Each line that holds the word "stiskněte" counts once; report the total and nothing else.
START
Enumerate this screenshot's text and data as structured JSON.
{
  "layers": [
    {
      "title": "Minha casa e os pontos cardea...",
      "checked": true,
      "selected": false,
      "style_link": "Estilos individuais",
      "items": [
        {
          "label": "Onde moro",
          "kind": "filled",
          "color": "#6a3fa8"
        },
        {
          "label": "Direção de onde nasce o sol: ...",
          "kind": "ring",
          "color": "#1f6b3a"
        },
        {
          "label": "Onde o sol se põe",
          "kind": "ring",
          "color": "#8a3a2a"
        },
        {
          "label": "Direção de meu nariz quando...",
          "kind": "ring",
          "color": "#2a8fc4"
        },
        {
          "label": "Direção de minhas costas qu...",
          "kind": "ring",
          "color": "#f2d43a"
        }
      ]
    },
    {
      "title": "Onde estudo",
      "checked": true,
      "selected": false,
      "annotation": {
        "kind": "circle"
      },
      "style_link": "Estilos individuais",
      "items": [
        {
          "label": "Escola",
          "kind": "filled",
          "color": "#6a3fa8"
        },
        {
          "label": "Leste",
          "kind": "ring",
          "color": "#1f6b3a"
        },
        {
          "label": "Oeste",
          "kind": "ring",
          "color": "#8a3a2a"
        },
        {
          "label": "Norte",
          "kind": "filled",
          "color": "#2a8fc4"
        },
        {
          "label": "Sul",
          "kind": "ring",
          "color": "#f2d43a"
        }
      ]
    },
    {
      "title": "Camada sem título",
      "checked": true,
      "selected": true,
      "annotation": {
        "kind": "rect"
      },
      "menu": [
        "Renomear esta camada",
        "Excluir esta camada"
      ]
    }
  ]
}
END
START
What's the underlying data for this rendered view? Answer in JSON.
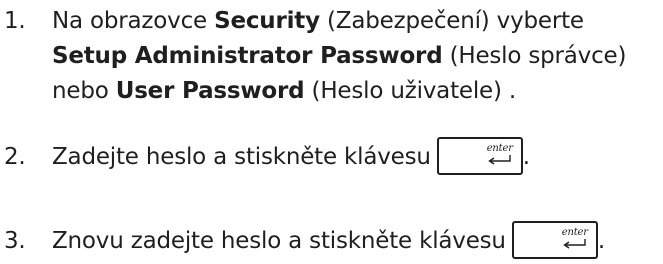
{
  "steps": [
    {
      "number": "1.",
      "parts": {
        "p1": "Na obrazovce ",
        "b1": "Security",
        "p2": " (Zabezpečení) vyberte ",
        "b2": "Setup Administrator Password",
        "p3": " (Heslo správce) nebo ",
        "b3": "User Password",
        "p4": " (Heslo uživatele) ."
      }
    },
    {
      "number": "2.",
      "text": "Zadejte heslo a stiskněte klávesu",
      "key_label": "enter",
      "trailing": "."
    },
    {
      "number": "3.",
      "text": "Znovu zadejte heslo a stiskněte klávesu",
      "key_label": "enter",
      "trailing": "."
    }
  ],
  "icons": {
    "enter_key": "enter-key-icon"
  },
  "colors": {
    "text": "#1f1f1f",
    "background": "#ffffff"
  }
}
END
START
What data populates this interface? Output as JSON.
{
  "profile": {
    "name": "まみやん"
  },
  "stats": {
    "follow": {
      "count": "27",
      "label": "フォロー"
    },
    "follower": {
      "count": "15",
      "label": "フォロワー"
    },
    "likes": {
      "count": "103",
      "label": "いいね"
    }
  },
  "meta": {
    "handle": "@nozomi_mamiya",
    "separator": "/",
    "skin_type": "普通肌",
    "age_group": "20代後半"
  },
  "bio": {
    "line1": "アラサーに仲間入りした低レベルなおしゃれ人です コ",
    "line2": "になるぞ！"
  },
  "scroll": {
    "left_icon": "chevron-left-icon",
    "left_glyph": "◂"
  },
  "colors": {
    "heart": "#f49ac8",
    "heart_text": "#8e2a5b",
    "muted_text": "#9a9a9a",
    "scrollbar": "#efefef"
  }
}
END
Response =
2